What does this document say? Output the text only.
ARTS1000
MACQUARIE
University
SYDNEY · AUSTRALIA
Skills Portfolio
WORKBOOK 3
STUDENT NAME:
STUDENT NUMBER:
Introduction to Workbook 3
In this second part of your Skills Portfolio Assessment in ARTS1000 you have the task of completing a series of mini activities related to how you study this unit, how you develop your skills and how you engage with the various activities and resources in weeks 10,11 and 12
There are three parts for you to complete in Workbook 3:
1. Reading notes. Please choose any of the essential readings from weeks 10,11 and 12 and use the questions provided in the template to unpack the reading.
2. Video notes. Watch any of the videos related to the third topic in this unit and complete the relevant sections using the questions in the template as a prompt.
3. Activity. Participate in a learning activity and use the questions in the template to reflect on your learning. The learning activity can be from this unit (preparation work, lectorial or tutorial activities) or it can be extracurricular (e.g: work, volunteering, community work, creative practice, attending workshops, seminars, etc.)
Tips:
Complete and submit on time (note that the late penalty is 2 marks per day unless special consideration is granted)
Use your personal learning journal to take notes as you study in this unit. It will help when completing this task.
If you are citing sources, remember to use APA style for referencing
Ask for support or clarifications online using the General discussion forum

◆ ◆ ◆ ◆

WHAT YOU ARE ASKED TO DO: Write every record out again, unaltered.

FULL OUTPUT:
What does this document say? Output the text only.
ARTS1000
MACQUARIE
University
SYDNEY · AUSTRALIA
Skills Portfolio
WORKBOOK 3
STUDENT NAME:
STUDENT NUMBER:
Introduction to Workbook 3
In this second part of your Skills Portfolio Assessment in ARTS1000 you have the task of completing a series of mini activities related to how you study this unit, how you develop your skills and how you engage with the various activities and resources in weeks 10,11 and 12
There are three parts for you to complete in Workbook 3:
1. Reading notes. Please choose any of the essential readings from weeks 10,11 and 12 and use the questions provided in the template to unpack the reading.
2. Video notes. Watch any of the videos related to the third topic in this unit and complete the relevant sections using the questions in the template as a prompt.
3. Activity. Participate in a learning activity and use the questions in the template to reflect on your learning. The learning activity can be from this unit (preparation work, lectorial or tutorial activities) or it can be extracurricular (e.g: work, volunteering, community work, creative practice, attending workshops, seminars, etc.)
Tips:
Complete and submit on time (note that the late penalty is 2 marks per day unless special consideration is granted)
Use your personal learning journal to take notes as you study in this unit. It will help when completing this task.
If you are citing sources, remember to use APA style for referencing
Ask for support or clarifications online using the General discussion forum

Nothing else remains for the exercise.